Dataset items
════════════════

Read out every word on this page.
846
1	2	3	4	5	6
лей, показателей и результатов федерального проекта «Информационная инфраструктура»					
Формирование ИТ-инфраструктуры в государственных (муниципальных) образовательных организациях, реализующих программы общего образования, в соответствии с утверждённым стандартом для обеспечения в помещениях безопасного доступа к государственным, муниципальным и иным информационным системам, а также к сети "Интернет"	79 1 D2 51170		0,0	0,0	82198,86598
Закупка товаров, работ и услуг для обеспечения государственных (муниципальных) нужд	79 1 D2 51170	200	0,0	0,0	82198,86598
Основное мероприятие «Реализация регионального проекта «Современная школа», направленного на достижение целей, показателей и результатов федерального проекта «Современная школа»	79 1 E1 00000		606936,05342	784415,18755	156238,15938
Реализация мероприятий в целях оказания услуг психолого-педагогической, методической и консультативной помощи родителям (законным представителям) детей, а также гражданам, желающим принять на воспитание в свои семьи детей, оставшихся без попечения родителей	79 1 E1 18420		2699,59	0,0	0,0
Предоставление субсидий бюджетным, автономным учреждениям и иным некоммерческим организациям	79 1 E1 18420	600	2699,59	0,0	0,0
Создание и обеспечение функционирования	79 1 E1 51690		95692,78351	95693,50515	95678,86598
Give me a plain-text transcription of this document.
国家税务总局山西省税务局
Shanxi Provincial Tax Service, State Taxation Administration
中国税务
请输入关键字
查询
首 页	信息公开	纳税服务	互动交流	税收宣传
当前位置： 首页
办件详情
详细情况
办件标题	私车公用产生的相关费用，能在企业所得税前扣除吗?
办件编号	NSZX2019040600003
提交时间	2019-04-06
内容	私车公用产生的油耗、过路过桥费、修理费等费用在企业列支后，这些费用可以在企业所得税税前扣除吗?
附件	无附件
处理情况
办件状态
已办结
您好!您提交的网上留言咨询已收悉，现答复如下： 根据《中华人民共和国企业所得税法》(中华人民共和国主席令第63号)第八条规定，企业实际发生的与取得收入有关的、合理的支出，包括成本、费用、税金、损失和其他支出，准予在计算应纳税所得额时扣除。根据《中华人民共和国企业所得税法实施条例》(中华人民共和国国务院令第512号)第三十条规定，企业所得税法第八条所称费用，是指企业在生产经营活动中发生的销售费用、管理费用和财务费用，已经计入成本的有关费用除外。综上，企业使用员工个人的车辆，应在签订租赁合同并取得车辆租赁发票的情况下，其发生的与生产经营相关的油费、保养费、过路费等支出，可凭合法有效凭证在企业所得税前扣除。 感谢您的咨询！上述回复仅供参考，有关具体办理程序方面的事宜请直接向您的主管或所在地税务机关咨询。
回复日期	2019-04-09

════════════════

→ Given request
What is the number of lines in this listing that contain the word "результатов"? Answer with that number and nothing else.

→ Answer
2